=== Records provided ===
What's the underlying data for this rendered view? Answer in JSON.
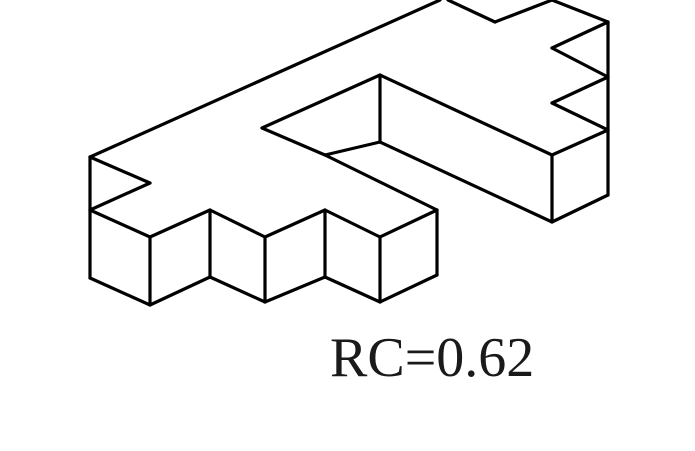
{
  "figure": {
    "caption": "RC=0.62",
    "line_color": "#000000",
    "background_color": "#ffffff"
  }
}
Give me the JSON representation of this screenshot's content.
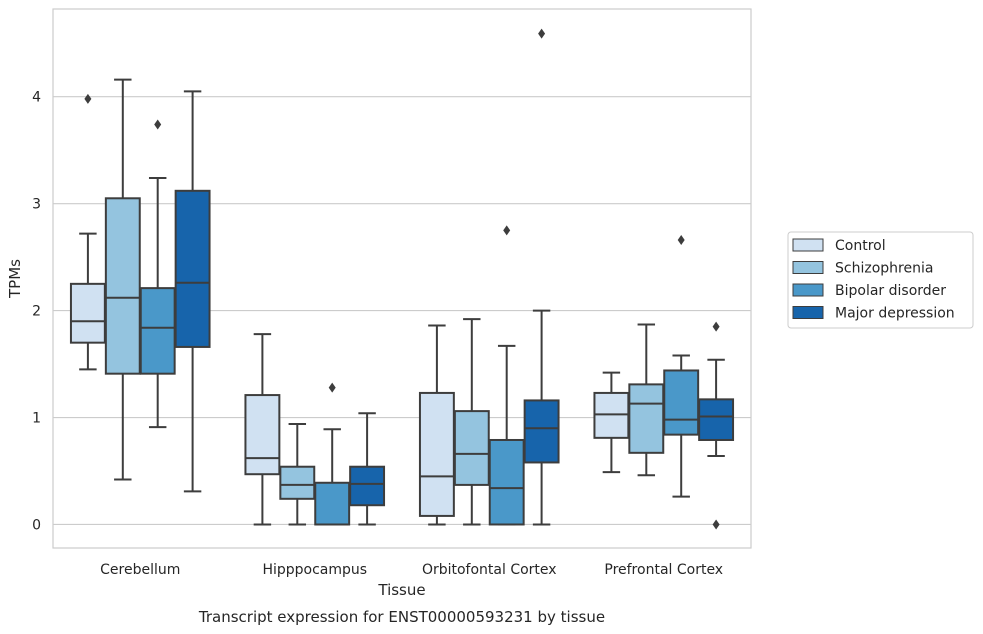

==

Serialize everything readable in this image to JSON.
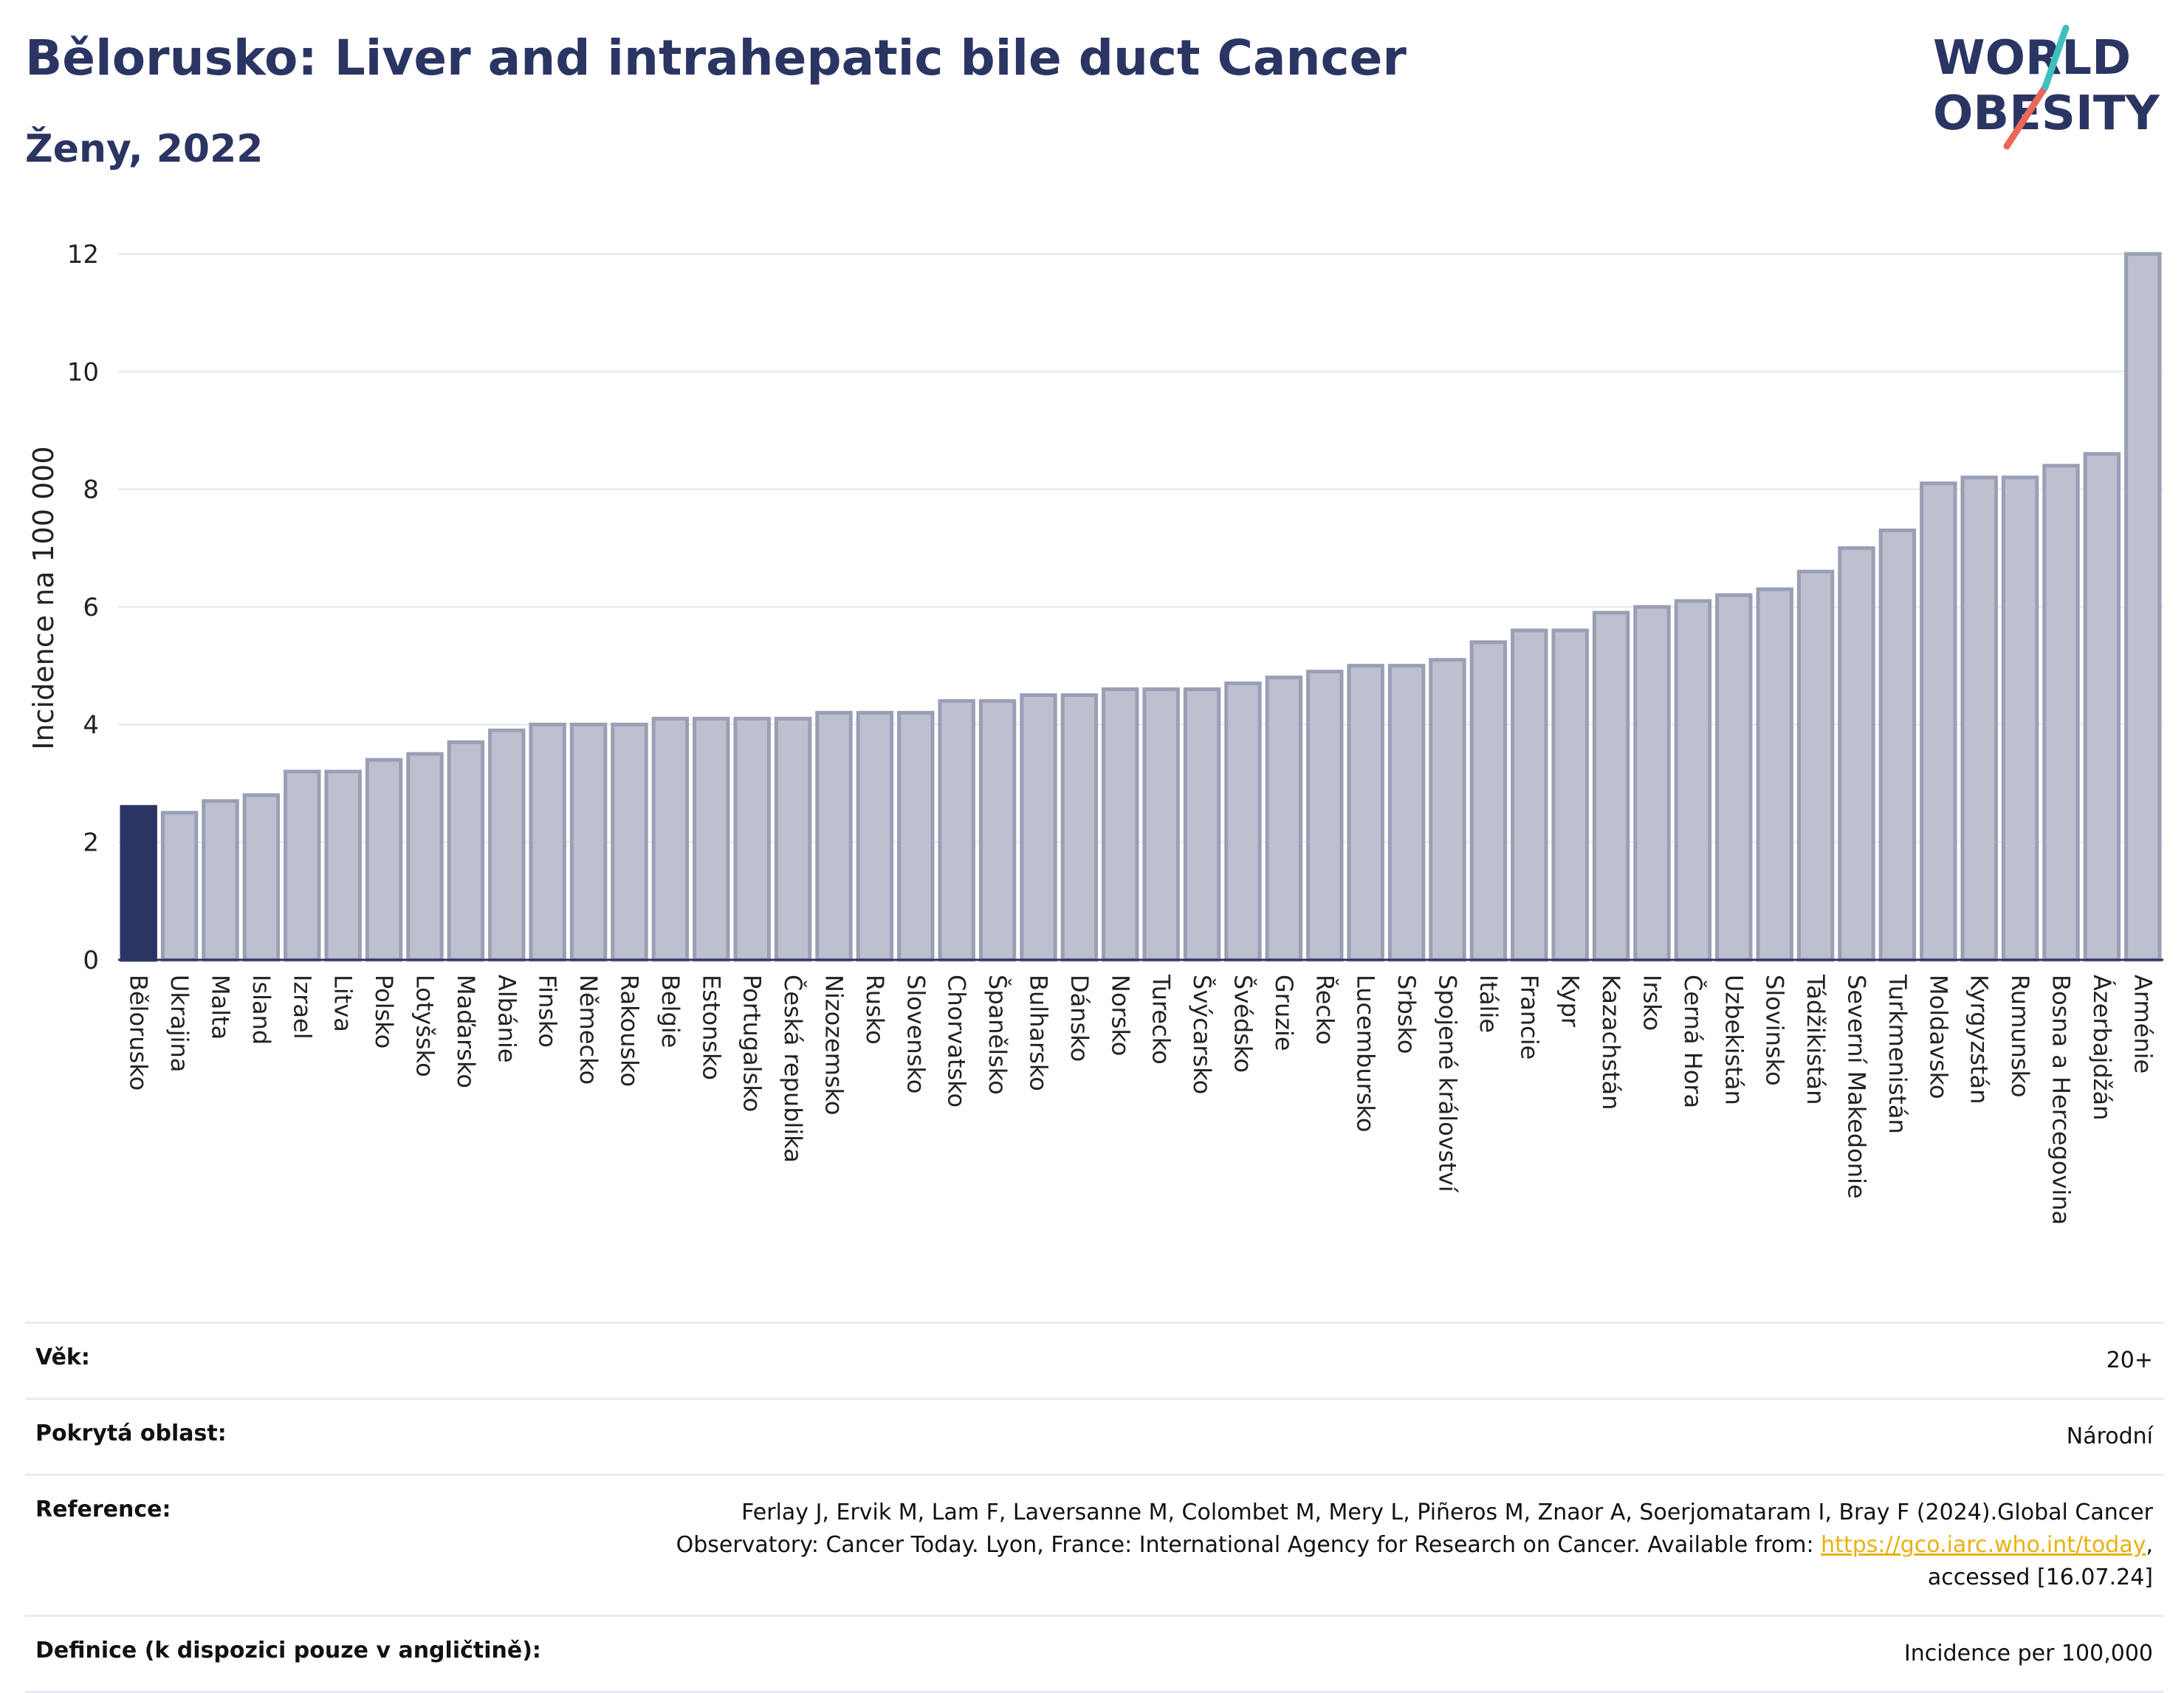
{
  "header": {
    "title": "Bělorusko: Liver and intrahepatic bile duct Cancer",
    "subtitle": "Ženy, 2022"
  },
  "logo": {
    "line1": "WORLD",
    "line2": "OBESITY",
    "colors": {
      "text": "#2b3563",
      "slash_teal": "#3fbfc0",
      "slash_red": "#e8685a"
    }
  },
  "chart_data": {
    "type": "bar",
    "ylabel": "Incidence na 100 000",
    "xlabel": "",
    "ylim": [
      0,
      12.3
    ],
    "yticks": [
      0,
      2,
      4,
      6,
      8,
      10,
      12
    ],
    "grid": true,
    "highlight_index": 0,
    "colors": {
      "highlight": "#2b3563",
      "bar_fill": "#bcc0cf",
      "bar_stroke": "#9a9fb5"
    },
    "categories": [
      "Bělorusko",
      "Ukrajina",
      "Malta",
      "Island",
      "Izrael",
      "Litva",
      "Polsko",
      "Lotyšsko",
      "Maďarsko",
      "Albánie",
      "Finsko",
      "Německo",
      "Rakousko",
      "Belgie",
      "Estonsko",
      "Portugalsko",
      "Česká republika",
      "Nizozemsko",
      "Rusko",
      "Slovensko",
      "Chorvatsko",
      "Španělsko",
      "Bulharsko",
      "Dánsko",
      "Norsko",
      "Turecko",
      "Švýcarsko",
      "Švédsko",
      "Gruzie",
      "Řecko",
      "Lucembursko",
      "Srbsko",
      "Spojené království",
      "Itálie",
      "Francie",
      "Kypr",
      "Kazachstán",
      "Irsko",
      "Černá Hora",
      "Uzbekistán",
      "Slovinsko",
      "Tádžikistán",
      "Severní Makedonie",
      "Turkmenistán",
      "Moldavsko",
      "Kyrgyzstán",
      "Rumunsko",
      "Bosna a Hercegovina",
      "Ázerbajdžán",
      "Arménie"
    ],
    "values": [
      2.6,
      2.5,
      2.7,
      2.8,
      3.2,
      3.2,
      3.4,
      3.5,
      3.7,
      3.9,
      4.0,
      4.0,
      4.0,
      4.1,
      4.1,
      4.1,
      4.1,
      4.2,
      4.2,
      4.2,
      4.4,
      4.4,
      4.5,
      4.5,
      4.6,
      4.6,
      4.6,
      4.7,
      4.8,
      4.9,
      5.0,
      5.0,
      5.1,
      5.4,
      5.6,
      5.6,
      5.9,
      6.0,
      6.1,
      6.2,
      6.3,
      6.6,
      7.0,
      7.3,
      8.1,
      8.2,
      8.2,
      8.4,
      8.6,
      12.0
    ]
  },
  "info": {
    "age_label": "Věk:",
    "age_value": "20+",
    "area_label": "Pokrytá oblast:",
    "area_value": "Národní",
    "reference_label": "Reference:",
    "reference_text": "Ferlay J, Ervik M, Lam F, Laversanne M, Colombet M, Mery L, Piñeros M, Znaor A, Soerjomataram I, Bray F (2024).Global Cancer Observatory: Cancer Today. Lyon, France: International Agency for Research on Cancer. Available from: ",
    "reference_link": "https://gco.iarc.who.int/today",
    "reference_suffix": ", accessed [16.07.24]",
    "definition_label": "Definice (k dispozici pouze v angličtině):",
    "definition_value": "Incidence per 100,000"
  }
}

=== What this task involves ===
Both the line containing "What's the underlying" and the line containing "Give me the" belong in the copy, along with every line between them. Reproduce that stretch exactly, without the pictures.

=== Output for this task ===
What's the underlying data for this rendered view? Answer in JSON.
{
  "figure": {
    "caption": "RC=0.62",
    "line_color": "#000000",
    "background_color": "#ffffff"
  }
}
Give me the JSON representation of this screenshot's content.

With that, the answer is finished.